GIVEN INSTRUCTION: From the entries below, gather each line containing the word "image".

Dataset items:
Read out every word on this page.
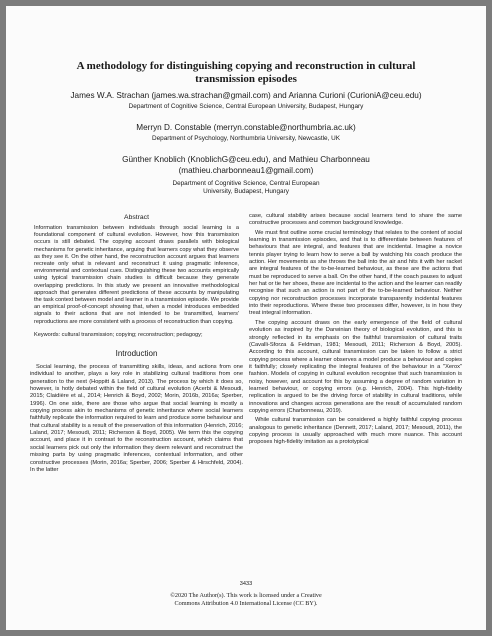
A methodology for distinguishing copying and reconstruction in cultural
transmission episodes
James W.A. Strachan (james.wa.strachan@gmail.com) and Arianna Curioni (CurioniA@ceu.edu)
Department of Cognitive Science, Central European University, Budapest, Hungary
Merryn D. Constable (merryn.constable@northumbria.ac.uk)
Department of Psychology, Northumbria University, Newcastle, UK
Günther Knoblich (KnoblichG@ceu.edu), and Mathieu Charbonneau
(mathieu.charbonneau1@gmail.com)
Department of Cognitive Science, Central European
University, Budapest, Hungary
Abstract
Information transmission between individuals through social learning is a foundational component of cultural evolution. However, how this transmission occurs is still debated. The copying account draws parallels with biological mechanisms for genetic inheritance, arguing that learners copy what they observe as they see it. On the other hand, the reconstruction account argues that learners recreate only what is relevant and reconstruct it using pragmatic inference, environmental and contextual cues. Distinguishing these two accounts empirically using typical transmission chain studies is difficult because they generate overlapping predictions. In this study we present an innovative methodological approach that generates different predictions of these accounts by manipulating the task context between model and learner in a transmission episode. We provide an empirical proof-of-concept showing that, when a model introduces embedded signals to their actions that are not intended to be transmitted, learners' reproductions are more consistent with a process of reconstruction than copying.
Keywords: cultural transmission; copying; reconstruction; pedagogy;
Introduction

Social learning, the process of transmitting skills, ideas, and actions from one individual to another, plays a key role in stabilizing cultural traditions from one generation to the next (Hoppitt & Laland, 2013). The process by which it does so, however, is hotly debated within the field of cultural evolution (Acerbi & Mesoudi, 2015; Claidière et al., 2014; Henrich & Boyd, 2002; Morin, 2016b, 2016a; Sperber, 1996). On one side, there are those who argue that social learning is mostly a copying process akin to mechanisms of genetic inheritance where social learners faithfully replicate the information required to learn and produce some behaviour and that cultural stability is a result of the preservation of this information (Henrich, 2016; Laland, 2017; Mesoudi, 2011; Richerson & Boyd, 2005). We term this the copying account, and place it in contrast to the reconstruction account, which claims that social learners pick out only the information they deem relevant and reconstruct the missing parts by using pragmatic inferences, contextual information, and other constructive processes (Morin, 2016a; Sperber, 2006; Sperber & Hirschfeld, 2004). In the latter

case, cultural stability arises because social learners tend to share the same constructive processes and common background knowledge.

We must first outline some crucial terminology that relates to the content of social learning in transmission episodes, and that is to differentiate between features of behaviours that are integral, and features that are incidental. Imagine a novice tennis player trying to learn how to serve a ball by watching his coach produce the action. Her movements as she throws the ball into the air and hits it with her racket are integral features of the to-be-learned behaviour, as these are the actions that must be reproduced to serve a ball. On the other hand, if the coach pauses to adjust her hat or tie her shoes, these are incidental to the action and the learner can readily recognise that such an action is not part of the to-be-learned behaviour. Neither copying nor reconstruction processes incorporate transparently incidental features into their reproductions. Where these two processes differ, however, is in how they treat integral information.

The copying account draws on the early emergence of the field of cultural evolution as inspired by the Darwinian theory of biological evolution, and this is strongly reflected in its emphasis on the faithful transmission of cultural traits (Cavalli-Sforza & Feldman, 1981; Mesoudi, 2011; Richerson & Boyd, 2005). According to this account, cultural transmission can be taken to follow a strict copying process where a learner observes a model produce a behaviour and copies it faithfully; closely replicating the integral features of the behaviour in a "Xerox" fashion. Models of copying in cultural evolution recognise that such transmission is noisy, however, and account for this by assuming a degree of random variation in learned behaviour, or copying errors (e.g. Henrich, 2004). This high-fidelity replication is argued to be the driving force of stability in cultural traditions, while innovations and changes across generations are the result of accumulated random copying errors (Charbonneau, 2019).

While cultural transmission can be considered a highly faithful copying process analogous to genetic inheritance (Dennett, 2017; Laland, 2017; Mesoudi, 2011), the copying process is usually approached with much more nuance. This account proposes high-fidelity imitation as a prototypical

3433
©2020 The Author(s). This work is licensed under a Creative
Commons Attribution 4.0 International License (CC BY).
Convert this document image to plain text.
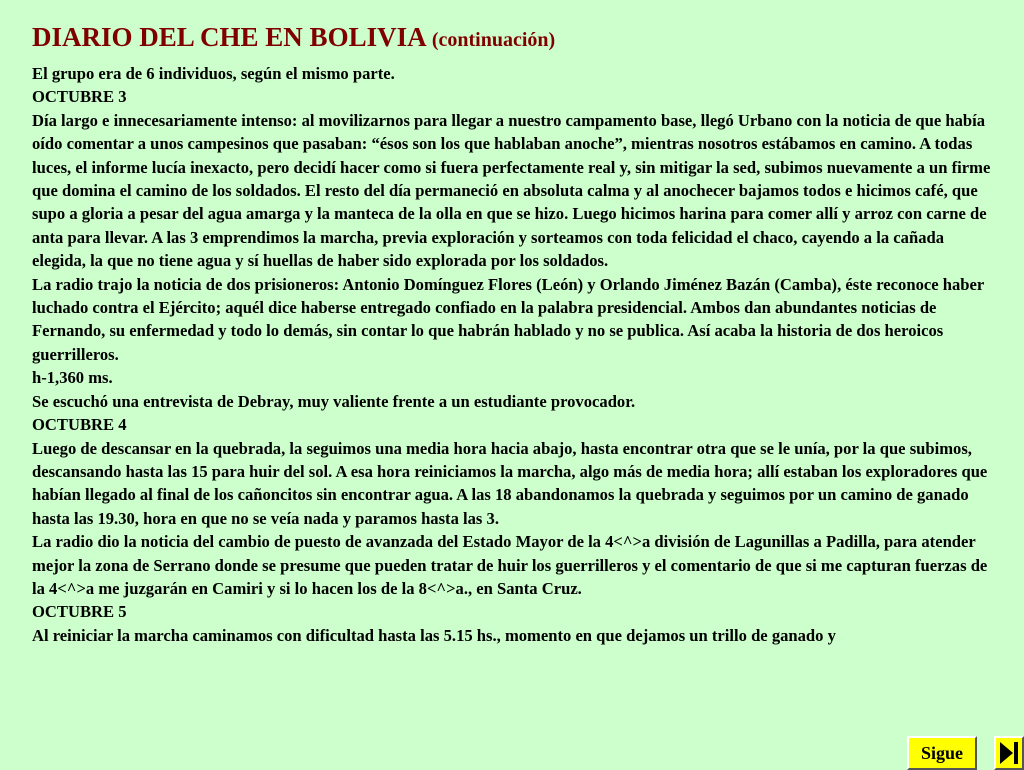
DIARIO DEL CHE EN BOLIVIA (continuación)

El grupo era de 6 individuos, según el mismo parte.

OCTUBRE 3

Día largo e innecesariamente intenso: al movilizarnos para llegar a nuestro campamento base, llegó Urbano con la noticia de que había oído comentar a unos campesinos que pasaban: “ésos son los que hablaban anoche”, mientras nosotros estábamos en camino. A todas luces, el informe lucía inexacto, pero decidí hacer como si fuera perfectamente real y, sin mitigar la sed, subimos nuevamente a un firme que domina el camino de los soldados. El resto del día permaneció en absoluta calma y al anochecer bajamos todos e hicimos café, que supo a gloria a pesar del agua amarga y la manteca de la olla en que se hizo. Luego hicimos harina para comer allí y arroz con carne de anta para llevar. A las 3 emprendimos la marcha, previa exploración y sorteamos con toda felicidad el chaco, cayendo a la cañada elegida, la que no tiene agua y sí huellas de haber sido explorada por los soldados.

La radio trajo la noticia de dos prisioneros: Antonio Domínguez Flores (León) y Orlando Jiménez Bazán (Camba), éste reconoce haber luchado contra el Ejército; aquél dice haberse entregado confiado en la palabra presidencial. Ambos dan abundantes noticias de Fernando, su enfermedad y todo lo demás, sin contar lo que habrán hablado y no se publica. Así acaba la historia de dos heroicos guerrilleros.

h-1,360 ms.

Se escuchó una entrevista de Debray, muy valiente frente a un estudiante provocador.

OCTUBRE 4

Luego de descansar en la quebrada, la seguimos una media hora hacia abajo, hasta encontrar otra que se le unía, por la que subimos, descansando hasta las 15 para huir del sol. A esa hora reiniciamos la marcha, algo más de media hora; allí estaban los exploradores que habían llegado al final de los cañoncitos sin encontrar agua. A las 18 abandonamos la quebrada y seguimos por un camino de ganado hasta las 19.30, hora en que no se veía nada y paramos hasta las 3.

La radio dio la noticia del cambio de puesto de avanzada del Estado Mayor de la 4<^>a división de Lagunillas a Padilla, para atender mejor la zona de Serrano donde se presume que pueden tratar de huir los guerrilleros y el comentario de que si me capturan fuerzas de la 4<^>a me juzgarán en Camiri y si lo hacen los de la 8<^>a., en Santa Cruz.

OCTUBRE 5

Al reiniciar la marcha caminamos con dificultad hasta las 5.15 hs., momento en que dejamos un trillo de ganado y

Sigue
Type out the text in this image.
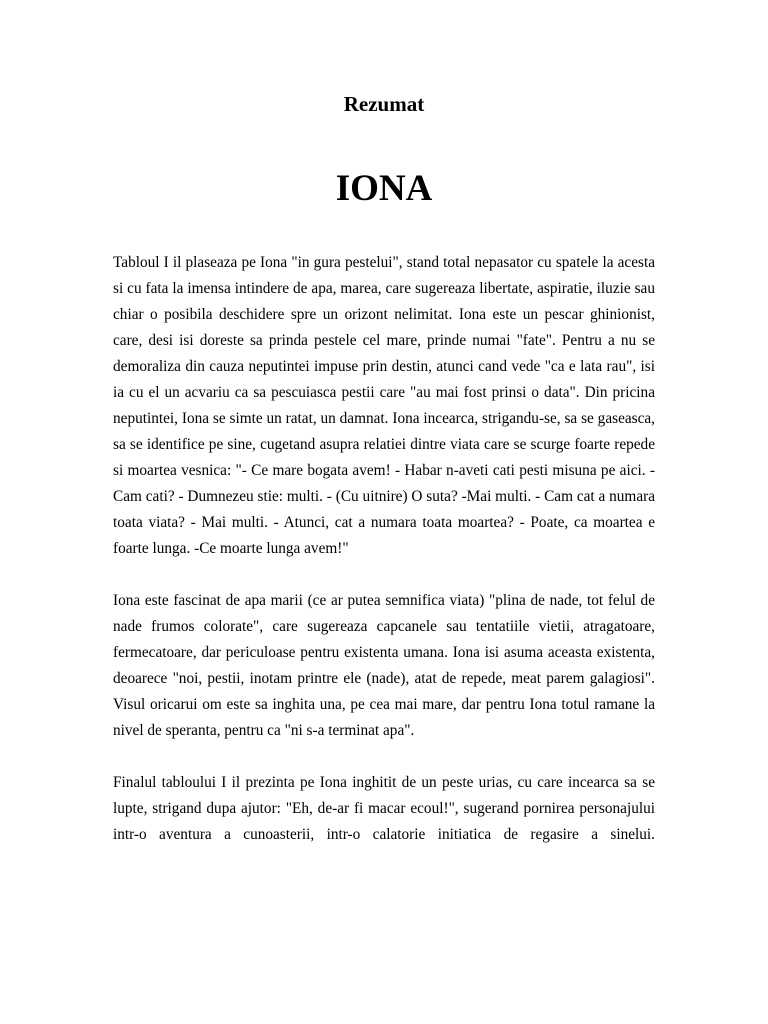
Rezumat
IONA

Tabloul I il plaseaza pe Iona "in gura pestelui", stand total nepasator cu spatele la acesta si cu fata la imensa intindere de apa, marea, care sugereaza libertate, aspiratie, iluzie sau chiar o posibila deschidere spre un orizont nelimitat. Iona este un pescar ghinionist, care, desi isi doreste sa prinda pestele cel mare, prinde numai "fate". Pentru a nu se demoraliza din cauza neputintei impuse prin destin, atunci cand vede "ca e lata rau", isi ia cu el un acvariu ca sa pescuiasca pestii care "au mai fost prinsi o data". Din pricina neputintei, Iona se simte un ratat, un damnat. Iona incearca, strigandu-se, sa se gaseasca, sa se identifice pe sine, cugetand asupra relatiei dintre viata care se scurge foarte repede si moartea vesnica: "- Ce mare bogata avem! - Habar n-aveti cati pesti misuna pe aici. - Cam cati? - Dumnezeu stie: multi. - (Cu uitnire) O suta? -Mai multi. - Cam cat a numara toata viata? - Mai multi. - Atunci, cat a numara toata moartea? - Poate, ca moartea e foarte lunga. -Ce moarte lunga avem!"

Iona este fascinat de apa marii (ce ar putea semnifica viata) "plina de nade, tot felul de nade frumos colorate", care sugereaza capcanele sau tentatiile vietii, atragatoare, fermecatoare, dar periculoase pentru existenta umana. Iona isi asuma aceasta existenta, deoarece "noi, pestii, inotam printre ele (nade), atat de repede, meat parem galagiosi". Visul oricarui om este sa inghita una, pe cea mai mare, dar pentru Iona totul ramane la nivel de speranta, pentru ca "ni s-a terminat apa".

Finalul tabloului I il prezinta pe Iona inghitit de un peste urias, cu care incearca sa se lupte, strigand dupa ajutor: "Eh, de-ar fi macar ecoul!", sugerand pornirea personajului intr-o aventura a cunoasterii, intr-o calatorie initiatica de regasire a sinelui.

FINAL RESULT:
Convert this document image to plain text.
Type out the text in this image.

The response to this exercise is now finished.